*** Given data
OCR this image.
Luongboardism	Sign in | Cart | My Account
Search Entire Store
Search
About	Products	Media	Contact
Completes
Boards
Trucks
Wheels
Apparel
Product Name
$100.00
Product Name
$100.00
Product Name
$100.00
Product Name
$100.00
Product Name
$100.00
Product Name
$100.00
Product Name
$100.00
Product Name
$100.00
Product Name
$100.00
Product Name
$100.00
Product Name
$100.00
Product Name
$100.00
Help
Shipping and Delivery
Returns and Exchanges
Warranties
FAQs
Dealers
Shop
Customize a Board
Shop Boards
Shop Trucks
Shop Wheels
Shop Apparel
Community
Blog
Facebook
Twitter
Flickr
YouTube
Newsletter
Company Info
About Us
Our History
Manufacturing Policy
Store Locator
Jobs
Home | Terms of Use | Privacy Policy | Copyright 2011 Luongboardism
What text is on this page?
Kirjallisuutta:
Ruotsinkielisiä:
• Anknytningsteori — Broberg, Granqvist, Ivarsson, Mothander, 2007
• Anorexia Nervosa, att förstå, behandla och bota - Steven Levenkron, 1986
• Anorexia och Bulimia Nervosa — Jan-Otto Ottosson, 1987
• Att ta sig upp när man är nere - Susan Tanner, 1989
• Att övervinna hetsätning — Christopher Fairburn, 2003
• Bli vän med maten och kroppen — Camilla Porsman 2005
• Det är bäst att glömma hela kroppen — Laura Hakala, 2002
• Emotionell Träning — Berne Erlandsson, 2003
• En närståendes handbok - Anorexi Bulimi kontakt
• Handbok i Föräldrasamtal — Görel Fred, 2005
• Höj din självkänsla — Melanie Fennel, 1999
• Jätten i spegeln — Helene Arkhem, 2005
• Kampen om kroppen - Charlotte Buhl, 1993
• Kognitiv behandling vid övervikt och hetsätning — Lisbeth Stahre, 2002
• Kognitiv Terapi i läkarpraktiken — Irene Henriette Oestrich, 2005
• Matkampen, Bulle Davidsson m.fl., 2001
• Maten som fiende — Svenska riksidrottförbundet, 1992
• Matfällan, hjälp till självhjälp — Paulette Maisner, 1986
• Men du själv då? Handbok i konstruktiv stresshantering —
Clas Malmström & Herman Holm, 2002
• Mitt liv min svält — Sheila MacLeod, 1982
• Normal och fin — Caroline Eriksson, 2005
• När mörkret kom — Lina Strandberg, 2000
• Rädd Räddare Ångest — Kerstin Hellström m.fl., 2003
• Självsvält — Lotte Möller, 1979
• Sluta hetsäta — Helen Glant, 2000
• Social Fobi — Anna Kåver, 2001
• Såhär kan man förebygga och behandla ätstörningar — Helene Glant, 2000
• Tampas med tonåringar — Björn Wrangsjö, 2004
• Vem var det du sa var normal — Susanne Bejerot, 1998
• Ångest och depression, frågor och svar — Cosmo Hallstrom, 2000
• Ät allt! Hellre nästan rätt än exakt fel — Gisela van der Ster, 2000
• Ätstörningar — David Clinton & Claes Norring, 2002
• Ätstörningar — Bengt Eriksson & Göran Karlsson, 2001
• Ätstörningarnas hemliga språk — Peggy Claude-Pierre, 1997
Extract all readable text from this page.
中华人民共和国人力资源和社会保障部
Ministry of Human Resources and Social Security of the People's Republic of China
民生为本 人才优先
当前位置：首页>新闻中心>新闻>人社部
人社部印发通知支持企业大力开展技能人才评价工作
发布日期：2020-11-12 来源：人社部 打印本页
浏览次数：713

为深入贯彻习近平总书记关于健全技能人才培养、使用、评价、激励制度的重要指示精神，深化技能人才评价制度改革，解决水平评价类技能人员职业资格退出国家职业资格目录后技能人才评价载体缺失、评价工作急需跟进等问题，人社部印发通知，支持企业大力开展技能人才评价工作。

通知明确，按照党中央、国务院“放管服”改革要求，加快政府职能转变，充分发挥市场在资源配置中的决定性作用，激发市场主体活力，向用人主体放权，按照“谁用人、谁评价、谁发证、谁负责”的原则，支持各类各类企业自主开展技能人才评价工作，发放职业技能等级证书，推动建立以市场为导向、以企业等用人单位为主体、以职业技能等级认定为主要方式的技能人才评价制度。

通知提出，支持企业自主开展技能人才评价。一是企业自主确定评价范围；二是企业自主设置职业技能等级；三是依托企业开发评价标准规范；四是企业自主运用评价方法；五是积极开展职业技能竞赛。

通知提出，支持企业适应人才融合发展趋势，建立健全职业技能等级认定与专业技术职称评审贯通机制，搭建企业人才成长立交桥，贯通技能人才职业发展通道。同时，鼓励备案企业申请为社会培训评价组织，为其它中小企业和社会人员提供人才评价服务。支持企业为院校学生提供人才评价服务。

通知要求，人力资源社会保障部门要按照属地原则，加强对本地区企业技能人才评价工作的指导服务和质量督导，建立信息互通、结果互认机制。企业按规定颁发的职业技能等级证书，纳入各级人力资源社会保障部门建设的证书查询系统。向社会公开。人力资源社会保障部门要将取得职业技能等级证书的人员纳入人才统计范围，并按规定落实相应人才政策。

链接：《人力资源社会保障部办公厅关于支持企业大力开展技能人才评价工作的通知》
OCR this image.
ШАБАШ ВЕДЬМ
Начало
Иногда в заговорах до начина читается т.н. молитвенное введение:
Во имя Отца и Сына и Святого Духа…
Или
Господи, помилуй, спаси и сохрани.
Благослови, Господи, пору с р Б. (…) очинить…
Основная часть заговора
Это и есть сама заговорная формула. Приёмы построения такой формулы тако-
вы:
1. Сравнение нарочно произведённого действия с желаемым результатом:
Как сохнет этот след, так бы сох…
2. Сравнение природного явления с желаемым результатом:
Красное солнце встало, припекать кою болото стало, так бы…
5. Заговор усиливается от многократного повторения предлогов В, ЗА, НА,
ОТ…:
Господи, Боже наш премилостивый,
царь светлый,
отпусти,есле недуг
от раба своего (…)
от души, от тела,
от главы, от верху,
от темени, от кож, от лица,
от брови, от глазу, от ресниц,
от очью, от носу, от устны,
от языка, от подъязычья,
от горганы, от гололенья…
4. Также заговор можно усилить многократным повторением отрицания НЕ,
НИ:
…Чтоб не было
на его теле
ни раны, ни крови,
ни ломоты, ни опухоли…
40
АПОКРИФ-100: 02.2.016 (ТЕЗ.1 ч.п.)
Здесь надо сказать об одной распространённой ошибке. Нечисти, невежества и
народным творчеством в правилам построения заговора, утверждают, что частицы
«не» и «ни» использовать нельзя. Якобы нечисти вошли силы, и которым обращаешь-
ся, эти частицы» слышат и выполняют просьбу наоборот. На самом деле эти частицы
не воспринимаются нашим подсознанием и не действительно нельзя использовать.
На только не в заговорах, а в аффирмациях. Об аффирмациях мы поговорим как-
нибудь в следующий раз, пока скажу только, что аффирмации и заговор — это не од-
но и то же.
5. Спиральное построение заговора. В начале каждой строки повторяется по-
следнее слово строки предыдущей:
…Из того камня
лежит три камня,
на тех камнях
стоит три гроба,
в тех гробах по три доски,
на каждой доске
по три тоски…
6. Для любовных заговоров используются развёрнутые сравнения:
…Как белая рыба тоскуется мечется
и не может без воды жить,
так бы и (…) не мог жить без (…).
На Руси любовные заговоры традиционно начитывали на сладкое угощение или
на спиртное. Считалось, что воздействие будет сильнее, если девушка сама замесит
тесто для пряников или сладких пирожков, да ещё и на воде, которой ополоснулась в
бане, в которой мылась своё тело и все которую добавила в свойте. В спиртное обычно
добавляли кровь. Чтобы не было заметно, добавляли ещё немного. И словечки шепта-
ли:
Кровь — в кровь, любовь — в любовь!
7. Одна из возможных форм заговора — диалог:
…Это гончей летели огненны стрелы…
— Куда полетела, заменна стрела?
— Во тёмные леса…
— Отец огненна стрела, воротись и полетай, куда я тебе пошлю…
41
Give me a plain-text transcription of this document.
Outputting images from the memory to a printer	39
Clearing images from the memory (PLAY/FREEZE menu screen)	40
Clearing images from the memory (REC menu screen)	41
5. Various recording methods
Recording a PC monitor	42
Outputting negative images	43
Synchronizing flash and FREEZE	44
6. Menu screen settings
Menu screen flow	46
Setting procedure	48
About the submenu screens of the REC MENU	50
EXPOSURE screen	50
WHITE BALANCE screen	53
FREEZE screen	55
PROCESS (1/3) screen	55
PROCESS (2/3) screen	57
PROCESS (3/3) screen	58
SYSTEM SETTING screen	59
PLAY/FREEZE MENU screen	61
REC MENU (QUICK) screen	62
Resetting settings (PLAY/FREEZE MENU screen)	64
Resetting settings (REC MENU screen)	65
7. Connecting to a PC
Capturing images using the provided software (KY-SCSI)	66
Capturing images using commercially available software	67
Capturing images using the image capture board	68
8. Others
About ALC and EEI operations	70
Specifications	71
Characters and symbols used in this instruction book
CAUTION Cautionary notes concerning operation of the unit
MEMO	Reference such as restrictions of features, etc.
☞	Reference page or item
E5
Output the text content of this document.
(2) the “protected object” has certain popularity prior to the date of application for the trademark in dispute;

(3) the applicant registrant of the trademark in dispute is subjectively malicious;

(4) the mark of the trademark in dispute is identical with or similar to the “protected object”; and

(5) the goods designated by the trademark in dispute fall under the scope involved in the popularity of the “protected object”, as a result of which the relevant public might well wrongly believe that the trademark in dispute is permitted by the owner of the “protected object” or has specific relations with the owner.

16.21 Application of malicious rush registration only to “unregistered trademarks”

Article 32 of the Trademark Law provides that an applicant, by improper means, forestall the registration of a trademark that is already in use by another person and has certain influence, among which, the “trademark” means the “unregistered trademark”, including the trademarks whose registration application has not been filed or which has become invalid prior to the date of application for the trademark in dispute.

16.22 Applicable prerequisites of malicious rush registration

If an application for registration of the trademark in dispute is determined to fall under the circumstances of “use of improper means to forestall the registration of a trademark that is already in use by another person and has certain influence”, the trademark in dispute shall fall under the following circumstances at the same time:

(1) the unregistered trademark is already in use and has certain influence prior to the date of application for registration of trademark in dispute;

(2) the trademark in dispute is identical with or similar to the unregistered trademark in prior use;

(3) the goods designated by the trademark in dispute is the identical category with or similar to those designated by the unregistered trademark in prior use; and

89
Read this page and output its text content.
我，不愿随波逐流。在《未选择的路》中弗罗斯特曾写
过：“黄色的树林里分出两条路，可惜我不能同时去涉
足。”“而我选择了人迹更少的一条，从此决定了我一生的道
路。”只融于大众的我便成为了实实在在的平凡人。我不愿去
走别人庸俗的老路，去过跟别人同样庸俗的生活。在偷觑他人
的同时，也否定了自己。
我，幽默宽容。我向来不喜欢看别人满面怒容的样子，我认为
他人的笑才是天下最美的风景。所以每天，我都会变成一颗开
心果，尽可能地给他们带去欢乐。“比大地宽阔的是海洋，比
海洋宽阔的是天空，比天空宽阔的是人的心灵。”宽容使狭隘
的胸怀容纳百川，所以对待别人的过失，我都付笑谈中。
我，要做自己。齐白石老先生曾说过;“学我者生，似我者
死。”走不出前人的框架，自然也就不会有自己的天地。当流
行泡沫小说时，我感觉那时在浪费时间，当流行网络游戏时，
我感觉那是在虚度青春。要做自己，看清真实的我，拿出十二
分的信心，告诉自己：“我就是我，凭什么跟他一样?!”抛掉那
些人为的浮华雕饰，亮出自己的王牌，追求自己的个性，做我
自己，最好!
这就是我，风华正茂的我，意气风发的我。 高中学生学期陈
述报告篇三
******
→ What to work on: State how many lines above include the word "means", and nothing more.

→ The reply: 2